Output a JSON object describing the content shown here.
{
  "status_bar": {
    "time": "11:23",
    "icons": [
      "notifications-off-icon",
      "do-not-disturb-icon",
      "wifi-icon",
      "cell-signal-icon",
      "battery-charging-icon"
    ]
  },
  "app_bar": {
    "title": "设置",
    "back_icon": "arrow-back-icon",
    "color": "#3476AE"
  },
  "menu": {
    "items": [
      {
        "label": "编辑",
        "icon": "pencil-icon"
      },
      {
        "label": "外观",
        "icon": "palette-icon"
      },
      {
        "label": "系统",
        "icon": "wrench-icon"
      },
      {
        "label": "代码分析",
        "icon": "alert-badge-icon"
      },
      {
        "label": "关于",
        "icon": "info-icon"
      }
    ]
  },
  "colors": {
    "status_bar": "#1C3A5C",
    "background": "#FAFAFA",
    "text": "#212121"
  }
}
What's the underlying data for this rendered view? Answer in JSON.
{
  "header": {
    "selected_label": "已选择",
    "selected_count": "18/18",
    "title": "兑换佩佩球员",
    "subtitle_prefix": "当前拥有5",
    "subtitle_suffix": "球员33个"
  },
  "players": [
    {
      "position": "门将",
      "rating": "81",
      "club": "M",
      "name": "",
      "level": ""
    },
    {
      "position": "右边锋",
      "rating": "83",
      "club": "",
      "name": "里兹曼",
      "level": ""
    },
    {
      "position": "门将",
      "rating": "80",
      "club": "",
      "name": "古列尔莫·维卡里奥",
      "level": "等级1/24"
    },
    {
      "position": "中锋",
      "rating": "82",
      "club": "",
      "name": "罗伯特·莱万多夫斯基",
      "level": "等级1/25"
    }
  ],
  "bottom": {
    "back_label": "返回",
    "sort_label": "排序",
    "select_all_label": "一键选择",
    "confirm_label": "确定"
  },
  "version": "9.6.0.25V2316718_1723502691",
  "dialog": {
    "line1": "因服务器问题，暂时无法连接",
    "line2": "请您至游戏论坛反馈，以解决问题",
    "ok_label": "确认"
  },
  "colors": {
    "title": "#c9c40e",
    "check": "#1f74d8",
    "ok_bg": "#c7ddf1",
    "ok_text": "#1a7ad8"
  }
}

........

__BRIEF__. Extract the complete data, matching each line exactly.

__SOLUTION TO THE PROBLEM__.
Output a JSON object describing the content shown here.
{
  "status_bar": {
    "time": "11:23",
    "icons": [
      "notifications-off-icon",
      "do-not-disturb-icon",
      "wifi-icon",
      "cell-signal-icon",
      "battery-charging-icon"
    ]
  },
  "app_bar": {
    "title": "设置",
    "back_icon": "arrow-back-icon",
    "color": "#3476AE"
  },
  "menu": {
    "items": [
      {
        "label": "编辑",
        "icon": "pencil-icon"
      },
      {
        "label": "外观",
        "icon": "palette-icon"
      },
      {
        "label": "系统",
        "icon": "wrench-icon"
      },
      {
        "label": "代码分析",
        "icon": "alert-badge-icon"
      },
      {
        "label": "关于",
        "icon": "info-icon"
      }
    ]
  },
  "colors": {
    "status_bar": "#1C3A5C",
    "background": "#FAFAFA",
    "text": "#212121"
  }
}
What's the underlying data for this rendered view? Answer in JSON.
{
  "header": {
    "selected_label": "已选择",
    "selected_count": "18/18",
    "title": "兑换佩佩球员",
    "subtitle_prefix": "当前拥有5",
    "subtitle_suffix": "球员33个"
  },
  "players": [
    {
      "position": "门将",
      "rating": "81",
      "club": "M",
      "name": "",
      "level": ""
    },
    {
      "position": "右边锋",
      "rating": "83",
      "club": "",
      "name": "里兹曼",
      "level": ""
    },
    {
      "position": "门将",
      "rating": "80",
      "club": "",
      "name": "古列尔莫·维卡里奥",
      "level": "等级1/24"
    },
    {
      "position": "中锋",
      "rating": "82",
      "club": "",
      "name": "罗伯特·莱万多夫斯基",
      "level": "等级1/25"
    }
  ],
  "bottom": {
    "back_label": "返回",
    "sort_label": "排序",
    "select_all_label": "一键选择",
    "confirm_label": "确定"
  },
  "version": "9.6.0.25V2316718_1723502691",
  "dialog": {
    "line1": "因服务器问题，暂时无法连接",
    "line2": "请您至游戏论坛反馈，以解决问题",
    "ok_label": "确认"
  },
  "colors": {
    "title": "#c9c40e",
    "check": "#1f74d8",
    "ok_bg": "#c7ddf1",
    "ok_text": "#1a7ad8"
  }
}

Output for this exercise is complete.